OBJETIVO DE LA TAREA:
Di si cada afirmación concuerda con el texto sobre las organizaciones y respalda cada sí o no con las palabras del texto que lo deciden, citadas literalmente: (a) la burocracia se convierte en un arma para el control y el desgaste; (b) se propone concentrar los roles y responsabilidades en unas pocas personas; (c) reconocer que hemos sido parte de dinámicas destructivas es un acto de debilidad.

TEXTO PARA LEER:
□ □ □ □ □ □ □
Un recurso frecuente de quienes buscan evitar el trabajo práctico es el refugio en la burocracia. Alegan defectos de forma, critican decisiones necesarias y bloquean iniciativas desde la comodidad de la pasividad. Mientras tanto, las bases militantes cargan con el peso de las tareas fundamentales. Este uso tóxico de las reglas y procedimientos no solo paraliza el colectivo, sino que también refuerza la percepción de que la organización es un espacio hostil y autorreferencial. En lugar de promover la acción, la burocracia se convierte en un arma para el control y el desgaste.
Lo más incómodo de todo esto es reconocer que, en algún momento, todos hemos sido parte de estas dinámicas destructivas. Ya sea por acción o por omisión, hemos contribuido al desgaste colectivo, priorizado conflictos personales o callado ante actitudes tóxicas. Este reconocimiento no es un acto de debilidad, sino una oportunidad para reflexionar y transformar nuestras prácticas. La falta de transparencia, combinada con la resistencia a la autocrítica, perpetúa estas dinámicas. Sin espacios seguros para cuestionar, debatir y aprender de los errores, las organizaciones terminan replicando los mismos patrones de poder que critican.
Hacia organizaciones más sanas: una propuesta transformadora
El cambio real en las organizaciones comienza desde dentro, cultivando prácticas que reflejen los valores que se proclaman hacia fuera. Construir estructuras verdaderamente democráticas, horizontales y efectivas exige una horizontalidad auténtica, donde todas las voces sean escuchadas y valoradas, evitando la acumulación de poder a través de la rotación constante de roles y responsabilidades. La transparencia debe ser una norma, garantizando que las decisiones y los debates sean accesibles para todos, con mecanismos claros que permitan resolver conflictos de manera justa y abierta. Además, es crucial promover la acción práctica, reconociendo y recompensando a quienes trabajan activamente, estableciendo estándares mínimos de participación para que el compromiso sea equitativo. Por último, una cultura de autocrítica y aprendizaje, donde los errores sean vistos como oportunidades para mejorar, debe acompañarse de la apertura a propuestas innovadoras, incluso si desafían las tradiciones o esa supuesta ortodoxia infranqueable. Este enfoque no solo fortalece las organizaciones, sino que las convierte en un modelo del cambio que buscan promover.
□ □ □ □ □ □ □
LÍNEAS DE DATOS:

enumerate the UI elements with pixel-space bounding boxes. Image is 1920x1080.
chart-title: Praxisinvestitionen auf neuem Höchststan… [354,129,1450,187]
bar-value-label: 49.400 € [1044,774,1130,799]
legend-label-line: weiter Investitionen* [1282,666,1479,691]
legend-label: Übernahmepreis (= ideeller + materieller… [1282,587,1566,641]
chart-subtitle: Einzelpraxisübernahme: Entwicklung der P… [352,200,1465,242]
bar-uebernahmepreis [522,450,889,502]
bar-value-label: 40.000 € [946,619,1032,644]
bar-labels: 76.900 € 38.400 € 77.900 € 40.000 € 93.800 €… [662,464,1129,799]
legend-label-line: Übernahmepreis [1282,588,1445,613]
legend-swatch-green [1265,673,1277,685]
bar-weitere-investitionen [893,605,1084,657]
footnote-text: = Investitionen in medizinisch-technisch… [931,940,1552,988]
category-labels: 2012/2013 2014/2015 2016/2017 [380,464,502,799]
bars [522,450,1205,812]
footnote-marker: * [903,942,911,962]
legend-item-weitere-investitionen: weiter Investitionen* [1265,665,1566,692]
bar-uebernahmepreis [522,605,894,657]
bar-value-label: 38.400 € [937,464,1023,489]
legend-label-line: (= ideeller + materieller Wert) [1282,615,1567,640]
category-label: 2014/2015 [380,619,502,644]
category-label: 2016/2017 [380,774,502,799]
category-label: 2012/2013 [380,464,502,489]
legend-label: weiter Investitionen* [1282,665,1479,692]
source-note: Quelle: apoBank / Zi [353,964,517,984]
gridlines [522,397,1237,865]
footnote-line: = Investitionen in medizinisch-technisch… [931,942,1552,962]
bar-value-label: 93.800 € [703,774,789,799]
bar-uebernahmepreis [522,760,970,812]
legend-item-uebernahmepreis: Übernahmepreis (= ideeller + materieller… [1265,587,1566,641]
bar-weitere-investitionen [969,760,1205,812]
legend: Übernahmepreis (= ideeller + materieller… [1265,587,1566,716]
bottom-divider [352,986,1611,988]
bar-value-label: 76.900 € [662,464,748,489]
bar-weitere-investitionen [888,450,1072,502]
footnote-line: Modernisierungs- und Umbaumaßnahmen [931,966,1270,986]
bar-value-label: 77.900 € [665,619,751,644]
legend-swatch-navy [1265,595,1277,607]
□ □ □ □ □ □ □
RESPUESTA:
(a) Sí: "la burocracia se convierte en un arma para el control y el desgaste".
(b) No: "evitando la acumulación de poder a través de la rotación constante de roles y responsabilidades".
(c) No: "Este reconocimiento no es un acto de debilidad, sino una oportunidad para reflexionar y transformar nuestras prácticas".